Data listing:
▬▬▬

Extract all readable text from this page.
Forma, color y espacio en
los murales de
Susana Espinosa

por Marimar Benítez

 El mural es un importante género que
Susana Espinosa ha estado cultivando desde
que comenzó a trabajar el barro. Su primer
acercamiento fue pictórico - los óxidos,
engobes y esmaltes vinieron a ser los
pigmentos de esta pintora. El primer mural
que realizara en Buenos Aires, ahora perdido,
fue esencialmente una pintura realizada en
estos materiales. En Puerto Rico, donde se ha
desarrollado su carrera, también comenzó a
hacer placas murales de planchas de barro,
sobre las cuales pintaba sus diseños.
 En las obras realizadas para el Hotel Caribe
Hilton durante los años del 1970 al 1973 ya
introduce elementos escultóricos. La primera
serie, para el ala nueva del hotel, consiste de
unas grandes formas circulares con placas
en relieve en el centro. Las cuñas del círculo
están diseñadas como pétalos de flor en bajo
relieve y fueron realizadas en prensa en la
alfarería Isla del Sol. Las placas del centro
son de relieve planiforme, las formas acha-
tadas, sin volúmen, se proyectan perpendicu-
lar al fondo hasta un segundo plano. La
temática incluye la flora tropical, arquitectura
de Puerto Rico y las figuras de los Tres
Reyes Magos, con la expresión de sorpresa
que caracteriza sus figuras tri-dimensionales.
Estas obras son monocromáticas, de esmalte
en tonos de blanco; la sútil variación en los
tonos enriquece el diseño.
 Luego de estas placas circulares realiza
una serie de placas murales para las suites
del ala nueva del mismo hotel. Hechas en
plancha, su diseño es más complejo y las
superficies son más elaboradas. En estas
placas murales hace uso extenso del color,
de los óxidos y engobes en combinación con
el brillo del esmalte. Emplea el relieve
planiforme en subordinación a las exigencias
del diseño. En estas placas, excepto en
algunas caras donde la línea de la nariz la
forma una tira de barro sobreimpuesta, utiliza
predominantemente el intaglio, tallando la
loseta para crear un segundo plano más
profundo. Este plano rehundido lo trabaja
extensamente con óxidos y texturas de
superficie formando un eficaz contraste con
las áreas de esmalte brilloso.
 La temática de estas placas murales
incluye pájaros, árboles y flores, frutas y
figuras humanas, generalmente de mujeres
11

▬▬▬

▸ Aim
Read through the data and copy every line where "figuras" shows up.

▸ Correct response
de Puerto Rico y las figuras de los Tres
que caracteriza sus figuras tri-dimensionales.
figuras humanas, generalmente de mujeres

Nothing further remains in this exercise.